Quote the entire listing below line for line, changing nothing.

[begin RECORDS SUPPLIED]

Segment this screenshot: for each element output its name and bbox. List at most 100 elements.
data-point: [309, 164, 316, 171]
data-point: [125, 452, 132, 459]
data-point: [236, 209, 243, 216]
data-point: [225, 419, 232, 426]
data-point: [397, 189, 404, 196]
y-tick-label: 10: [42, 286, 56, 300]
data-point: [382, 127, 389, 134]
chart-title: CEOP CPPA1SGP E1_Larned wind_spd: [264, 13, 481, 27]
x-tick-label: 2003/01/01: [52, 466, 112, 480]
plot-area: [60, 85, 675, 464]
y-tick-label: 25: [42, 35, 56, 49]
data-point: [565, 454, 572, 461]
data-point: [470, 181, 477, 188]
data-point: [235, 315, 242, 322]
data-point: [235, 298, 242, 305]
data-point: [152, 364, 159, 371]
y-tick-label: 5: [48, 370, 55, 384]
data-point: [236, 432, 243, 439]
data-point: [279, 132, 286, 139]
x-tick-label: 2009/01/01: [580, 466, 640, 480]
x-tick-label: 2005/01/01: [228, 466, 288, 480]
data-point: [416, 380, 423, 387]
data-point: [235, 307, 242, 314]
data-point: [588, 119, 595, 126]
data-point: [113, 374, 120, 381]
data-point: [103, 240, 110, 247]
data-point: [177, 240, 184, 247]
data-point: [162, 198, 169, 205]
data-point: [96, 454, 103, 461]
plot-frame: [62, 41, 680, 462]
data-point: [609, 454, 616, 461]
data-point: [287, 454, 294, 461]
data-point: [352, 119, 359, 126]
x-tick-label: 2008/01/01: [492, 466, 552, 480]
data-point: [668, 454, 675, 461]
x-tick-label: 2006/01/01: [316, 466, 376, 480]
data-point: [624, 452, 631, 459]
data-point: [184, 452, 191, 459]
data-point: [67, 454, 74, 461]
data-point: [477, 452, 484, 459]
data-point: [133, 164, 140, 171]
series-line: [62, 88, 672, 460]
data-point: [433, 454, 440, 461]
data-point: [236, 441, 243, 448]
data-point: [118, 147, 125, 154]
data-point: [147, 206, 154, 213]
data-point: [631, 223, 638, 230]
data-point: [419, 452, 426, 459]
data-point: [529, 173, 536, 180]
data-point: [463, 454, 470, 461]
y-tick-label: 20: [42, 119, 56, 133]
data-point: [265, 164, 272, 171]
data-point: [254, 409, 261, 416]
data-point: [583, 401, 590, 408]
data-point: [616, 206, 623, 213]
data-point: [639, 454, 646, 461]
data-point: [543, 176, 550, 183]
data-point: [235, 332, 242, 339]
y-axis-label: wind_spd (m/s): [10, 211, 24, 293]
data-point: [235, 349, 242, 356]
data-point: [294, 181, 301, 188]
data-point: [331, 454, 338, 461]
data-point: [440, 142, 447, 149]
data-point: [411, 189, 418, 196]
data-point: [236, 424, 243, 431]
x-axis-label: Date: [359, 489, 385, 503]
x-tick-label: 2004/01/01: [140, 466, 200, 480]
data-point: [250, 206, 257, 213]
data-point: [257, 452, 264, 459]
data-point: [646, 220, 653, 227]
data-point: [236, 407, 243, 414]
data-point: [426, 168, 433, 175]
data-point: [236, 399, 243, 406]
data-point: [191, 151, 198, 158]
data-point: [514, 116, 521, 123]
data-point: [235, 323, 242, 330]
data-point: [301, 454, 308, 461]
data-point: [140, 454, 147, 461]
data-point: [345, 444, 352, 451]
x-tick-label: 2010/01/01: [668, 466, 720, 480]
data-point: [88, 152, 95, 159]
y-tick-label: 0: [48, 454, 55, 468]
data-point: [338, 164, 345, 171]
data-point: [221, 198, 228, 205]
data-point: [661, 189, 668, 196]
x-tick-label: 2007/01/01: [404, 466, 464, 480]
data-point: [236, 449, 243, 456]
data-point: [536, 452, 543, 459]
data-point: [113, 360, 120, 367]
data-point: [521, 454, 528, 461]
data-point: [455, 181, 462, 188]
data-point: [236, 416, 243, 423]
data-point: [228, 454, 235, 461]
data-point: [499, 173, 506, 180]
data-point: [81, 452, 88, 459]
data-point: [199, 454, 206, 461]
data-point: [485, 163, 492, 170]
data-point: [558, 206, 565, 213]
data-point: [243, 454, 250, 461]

[end RECORDS SUPPLIED]

SOLUTION BELOW
Segment this screenshot: for each element output its name and bbox. List at most 100 elements.
data-point: [309, 164, 316, 171]
data-point: [125, 452, 132, 459]
data-point: [236, 209, 243, 216]
data-point: [225, 419, 232, 426]
data-point: [397, 189, 404, 196]
y-tick-label: 10: [42, 286, 56, 300]
data-point: [382, 127, 389, 134]
chart-title: CEOP CPPA1SGP E1_Larned wind_spd: [264, 13, 481, 27]
x-tick-label: 2003/01/01: [52, 466, 112, 480]
plot-area: [60, 85, 675, 464]
y-tick-label: 25: [42, 35, 56, 49]
data-point: [565, 454, 572, 461]
data-point: [470, 181, 477, 188]
data-point: [235, 315, 242, 322]
data-point: [235, 298, 242, 305]
data-point: [152, 364, 159, 371]
y-tick-label: 5: [48, 370, 55, 384]
data-point: [236, 432, 243, 439]
data-point: [279, 132, 286, 139]
x-tick-label: 2009/01/01: [580, 466, 640, 480]
x-tick-label: 2005/01/01: [228, 466, 288, 480]
data-point: [416, 380, 423, 387]
data-point: [235, 307, 242, 314]
data-point: [588, 119, 595, 126]
data-point: [113, 374, 120, 381]
data-point: [103, 240, 110, 247]
data-point: [177, 240, 184, 247]
data-point: [162, 198, 169, 205]
data-point: [96, 454, 103, 461]
plot-frame: [62, 41, 680, 462]
data-point: [609, 454, 616, 461]
data-point: [287, 454, 294, 461]
data-point: [352, 119, 359, 126]
x-tick-label: 2008/01/01: [492, 466, 552, 480]
data-point: [668, 454, 675, 461]
x-tick-label: 2006/01/01: [316, 466, 376, 480]
data-point: [624, 452, 631, 459]
data-point: [184, 452, 191, 459]
data-point: [67, 454, 74, 461]
data-point: [477, 452, 484, 459]
data-point: [133, 164, 140, 171]
series-line: [62, 88, 672, 460]
data-point: [433, 454, 440, 461]
data-point: [236, 441, 243, 448]
data-point: [118, 147, 125, 154]
data-point: [147, 206, 154, 213]
data-point: [631, 223, 638, 230]
data-point: [419, 452, 426, 459]
data-point: [529, 173, 536, 180]
data-point: [463, 454, 470, 461]
y-tick-label: 20: [42, 119, 56, 133]
data-point: [265, 164, 272, 171]
data-point: [254, 409, 261, 416]
data-point: [583, 401, 590, 408]
data-point: [616, 206, 623, 213]
data-point: [639, 454, 646, 461]
data-point: [543, 176, 550, 183]
data-point: [235, 332, 242, 339]
y-axis-label: wind_spd (m/s): [10, 211, 24, 293]
data-point: [235, 349, 242, 356]
data-point: [294, 181, 301, 188]
data-point: [331, 454, 338, 461]
data-point: [440, 142, 447, 149]
data-point: [411, 189, 418, 196]
data-point: [236, 424, 243, 431]
x-axis-label: Date: [359, 489, 385, 503]
x-tick-label: 2004/01/01: [140, 466, 200, 480]
data-point: [250, 206, 257, 213]
data-point: [257, 452, 264, 459]
data-point: [646, 220, 653, 227]
data-point: [236, 407, 243, 414]
data-point: [426, 168, 433, 175]
data-point: [236, 399, 243, 406]
data-point: [191, 151, 198, 158]
data-point: [514, 116, 521, 123]
data-point: [235, 323, 242, 330]
data-point: [301, 454, 308, 461]
data-point: [140, 454, 147, 461]
data-point: [345, 444, 352, 451]
x-tick-label: 2010/01/01: [668, 466, 720, 480]
data-point: [88, 152, 95, 159]
y-tick-label: 0: [48, 454, 55, 468]
data-point: [338, 164, 345, 171]
data-point: [221, 198, 228, 205]
data-point: [661, 189, 668, 196]
x-tick-label: 2007/01/01: [404, 466, 464, 480]
data-point: [236, 449, 243, 456]
data-point: [536, 452, 543, 459]
data-point: [113, 360, 120, 367]
data-point: [521, 454, 528, 461]
data-point: [455, 181, 462, 188]
data-point: [236, 416, 243, 423]
data-point: [228, 454, 235, 461]
data-point: [499, 173, 506, 180]
data-point: [81, 452, 88, 459]
data-point: [199, 454, 206, 461]
data-point: [485, 163, 492, 170]
data-point: [558, 206, 565, 213]
data-point: [243, 454, 250, 461]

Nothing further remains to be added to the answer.